## What you are asked to do
Check every line below for the string "overlay", and copy the lines that contain it.

## Input material
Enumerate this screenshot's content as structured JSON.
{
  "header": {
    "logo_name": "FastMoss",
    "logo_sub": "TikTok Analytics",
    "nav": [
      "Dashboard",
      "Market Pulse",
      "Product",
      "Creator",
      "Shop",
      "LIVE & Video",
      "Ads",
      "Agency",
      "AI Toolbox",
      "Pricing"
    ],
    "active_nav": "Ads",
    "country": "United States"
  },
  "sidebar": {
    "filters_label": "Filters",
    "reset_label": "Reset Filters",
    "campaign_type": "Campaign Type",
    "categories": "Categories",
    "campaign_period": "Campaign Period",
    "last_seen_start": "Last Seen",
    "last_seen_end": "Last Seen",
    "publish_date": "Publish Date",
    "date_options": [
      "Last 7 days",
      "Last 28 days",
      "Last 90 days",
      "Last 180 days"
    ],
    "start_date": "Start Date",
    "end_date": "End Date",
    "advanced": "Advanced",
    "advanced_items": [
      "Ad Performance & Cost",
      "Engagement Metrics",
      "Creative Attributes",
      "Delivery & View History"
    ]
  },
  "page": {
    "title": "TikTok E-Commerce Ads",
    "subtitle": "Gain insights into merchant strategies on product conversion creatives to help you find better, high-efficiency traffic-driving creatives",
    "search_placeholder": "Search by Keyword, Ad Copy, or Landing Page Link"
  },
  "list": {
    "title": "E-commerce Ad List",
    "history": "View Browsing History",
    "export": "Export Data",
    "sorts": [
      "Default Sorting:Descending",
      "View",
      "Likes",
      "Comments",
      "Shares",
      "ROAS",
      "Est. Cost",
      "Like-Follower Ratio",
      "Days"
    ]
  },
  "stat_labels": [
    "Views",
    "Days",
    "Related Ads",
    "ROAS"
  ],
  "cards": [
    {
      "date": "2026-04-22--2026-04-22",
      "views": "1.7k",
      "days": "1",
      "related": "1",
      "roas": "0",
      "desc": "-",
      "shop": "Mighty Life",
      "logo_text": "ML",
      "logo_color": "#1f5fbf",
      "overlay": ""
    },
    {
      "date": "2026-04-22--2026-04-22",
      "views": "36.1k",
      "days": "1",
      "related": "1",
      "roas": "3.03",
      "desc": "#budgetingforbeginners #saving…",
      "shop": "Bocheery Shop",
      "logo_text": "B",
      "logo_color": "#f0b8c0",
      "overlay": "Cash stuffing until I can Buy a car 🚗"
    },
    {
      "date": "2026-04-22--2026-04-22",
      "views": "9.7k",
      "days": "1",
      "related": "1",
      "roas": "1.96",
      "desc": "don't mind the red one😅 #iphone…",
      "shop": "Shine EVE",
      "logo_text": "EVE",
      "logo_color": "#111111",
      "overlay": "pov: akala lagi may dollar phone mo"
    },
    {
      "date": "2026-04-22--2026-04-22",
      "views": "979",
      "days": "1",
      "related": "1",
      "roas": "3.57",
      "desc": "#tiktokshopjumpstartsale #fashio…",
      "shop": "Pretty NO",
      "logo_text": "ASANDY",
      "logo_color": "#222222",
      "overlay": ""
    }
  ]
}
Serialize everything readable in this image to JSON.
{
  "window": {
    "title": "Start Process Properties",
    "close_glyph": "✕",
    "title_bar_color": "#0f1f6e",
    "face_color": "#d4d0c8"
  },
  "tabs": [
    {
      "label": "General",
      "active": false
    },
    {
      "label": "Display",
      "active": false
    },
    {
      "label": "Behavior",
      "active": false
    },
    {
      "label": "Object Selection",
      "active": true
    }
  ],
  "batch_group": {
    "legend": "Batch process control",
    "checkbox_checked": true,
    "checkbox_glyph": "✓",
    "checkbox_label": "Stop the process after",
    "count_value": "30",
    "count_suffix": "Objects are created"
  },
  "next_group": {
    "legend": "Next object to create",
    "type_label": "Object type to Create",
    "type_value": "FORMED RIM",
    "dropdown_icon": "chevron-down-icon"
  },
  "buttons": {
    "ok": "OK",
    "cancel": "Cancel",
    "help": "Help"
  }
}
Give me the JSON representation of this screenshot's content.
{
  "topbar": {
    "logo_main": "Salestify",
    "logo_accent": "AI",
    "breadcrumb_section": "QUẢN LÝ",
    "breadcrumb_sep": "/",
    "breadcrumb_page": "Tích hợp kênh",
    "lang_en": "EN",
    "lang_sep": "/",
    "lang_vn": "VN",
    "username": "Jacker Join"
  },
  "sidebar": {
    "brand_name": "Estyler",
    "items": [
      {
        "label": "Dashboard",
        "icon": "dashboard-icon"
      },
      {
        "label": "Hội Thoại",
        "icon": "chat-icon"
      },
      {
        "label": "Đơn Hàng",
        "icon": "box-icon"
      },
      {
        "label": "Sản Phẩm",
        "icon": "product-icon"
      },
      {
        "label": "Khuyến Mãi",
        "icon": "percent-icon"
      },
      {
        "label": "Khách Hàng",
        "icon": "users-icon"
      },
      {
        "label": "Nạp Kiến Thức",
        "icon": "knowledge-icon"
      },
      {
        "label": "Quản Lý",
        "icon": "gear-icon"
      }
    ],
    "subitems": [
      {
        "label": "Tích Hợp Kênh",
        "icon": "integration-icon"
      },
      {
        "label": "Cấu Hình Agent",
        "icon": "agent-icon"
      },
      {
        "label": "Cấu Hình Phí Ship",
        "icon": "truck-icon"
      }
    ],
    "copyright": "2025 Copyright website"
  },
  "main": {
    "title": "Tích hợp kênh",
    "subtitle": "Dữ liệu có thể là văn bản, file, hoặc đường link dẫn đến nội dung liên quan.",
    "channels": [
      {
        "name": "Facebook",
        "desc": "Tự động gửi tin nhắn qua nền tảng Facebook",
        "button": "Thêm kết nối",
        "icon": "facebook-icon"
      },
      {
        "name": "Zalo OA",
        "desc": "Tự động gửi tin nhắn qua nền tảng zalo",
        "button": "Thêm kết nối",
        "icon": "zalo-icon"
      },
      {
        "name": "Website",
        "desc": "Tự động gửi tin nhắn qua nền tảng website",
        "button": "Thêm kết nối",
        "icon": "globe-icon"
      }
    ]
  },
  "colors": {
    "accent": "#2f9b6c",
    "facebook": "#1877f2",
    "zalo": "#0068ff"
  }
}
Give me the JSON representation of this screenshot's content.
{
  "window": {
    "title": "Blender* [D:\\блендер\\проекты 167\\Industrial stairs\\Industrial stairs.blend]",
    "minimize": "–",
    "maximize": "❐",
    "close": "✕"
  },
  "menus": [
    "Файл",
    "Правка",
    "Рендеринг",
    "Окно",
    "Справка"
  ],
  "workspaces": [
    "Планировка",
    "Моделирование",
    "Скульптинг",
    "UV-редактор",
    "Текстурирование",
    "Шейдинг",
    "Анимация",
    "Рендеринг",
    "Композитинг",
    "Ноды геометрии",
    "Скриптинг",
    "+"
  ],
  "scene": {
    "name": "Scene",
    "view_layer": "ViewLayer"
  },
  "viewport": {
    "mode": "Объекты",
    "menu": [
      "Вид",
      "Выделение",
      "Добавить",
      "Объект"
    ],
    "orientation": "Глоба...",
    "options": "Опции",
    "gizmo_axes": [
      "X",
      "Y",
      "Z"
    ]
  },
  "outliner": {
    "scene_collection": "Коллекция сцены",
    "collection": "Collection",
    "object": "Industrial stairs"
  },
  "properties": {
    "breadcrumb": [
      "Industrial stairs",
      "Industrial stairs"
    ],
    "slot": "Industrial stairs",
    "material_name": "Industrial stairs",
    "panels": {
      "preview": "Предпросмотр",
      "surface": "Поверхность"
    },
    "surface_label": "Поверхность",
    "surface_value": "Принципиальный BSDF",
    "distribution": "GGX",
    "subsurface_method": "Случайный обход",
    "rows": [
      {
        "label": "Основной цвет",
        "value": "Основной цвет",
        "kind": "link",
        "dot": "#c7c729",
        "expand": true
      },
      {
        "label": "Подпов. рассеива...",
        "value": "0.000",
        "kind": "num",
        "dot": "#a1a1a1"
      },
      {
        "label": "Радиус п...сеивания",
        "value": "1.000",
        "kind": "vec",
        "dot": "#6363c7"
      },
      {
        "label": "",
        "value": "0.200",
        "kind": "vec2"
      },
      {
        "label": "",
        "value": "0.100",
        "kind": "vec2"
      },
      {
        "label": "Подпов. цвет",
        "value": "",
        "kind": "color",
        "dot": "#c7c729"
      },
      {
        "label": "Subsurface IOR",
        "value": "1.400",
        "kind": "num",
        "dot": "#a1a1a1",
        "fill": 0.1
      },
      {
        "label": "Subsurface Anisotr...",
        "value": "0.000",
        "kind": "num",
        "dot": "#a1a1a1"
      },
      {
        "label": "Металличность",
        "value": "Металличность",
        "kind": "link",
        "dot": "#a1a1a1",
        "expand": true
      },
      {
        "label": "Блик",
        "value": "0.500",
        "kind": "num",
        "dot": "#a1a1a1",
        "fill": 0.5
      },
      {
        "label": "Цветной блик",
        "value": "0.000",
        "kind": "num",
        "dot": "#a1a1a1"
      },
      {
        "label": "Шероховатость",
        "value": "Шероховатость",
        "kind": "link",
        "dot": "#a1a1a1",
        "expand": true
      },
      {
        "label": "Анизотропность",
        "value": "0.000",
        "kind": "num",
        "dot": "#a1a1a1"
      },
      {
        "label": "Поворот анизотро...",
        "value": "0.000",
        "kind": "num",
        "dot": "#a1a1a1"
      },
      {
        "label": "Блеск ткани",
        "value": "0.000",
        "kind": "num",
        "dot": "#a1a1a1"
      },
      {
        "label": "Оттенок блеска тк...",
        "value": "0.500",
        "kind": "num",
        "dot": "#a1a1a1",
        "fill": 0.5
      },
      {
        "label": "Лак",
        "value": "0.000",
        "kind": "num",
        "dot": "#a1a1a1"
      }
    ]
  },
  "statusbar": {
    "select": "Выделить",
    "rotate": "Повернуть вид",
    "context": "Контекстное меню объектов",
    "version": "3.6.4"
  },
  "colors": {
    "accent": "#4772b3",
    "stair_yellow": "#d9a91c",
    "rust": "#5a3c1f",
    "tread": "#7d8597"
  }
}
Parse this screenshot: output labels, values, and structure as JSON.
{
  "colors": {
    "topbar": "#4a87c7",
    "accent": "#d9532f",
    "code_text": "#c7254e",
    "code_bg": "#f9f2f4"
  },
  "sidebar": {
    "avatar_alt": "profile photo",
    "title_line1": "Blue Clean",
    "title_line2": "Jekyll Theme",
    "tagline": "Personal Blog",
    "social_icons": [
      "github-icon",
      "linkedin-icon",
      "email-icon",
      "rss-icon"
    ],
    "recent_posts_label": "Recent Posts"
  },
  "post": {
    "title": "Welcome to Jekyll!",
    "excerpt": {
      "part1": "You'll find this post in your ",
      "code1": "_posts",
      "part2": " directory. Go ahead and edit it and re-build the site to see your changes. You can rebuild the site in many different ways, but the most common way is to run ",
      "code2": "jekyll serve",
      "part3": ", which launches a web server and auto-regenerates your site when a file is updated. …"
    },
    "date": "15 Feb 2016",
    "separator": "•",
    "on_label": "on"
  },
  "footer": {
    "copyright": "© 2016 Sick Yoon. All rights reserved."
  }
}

## Result of this exercise
      "overlay": ""
      "overlay": "Cash stuffing until I can Buy a car 🚗"
      "overlay": "pov: akala lagi may dollar phone mo"
      "overlay": ""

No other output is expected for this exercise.